- Problem description:
Starting at the line that contains "Serialize everything readable", quote each line exactly through the last line of the entries, both included.

>>>>

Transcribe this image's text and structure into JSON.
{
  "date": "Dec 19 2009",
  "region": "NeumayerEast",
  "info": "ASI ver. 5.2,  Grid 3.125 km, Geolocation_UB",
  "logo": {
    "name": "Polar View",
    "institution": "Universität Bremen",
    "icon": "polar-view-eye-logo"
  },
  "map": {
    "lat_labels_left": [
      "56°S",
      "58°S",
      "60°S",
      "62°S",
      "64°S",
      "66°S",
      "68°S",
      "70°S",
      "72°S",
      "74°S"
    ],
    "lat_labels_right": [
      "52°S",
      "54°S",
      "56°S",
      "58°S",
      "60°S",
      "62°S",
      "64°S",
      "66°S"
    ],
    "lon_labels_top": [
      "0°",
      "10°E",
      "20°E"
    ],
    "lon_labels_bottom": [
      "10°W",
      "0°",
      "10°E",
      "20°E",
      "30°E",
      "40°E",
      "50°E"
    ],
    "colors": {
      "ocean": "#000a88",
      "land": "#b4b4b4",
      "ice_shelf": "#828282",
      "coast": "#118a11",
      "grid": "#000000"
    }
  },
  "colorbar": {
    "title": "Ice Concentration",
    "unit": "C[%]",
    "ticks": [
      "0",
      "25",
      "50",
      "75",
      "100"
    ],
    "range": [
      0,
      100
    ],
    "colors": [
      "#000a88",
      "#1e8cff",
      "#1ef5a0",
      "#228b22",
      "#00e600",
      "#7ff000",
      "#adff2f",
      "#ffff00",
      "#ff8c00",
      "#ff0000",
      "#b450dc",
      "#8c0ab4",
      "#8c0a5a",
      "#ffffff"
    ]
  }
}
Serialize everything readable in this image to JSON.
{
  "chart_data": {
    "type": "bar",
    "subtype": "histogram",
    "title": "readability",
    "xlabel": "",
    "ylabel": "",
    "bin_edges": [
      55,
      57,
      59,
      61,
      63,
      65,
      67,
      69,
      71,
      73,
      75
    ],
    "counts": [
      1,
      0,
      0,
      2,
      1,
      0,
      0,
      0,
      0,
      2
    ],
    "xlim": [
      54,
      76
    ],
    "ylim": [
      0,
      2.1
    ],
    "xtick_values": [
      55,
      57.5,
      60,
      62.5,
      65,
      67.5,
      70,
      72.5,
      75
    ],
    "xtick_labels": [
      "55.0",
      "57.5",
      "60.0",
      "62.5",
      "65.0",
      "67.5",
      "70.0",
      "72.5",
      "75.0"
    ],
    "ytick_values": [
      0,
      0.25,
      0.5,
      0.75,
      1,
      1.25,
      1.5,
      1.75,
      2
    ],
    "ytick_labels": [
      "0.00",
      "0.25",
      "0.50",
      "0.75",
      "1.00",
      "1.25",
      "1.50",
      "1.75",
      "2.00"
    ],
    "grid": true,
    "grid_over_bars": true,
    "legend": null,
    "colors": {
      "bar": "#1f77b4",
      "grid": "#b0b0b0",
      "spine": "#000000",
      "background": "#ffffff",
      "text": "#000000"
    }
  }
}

<<<<

- Result of this task:
Serialize everything readable in this image to JSON.
{
  "chart_data": {
    "type": "bar",
    "subtype": "histogram",
    "title": "readability",
    "xlabel": "",
    "ylabel": "",
    "bin_edges": [
      55,
      57,
      59,
      61,
      63,
      65,
      67,
      69,
      71,
      73,
      75
    ],
    "counts": [
      1,
      0,
      0,
      2,
      1,
      0,
      0,
      0,
      0,
      2
    ],
    "xlim": [
      54,
      76
    ],
    "ylim": [
      0,
      2.1
    ],
    "xtick_values": [
      55,
      57.5,
      60,
      62.5,
      65,
      67.5,
      70,
      72.5,
      75
    ],
    "xtick_labels": [
      "55.0",
      "57.5",
      "60.0",
      "62.5",
      "65.0",
      "67.5",
      "70.0",
      "72.5",
      "75.0"
    ],
    "ytick_values": [
      0,
      0.25,
      0.5,
      0.75,
      1,
      1.25,
      1.5,
      1.75,
      2
    ],
    "ytick_labels": [
      "0.00",
      "0.25",
      "0.50",
      "0.75",
      "1.00",
      "1.25",
      "1.50",
      "1.75",
      "2.00"
    ],
    "grid": true,
    "grid_over_bars": true,
    "legend": null,
    "colors": {
      "bar": "#1f77b4",
      "grid": "#b0b0b0",
      "spine": "#000000",
      "background": "#ffffff",
      "text": "#000000"
    }
  }
}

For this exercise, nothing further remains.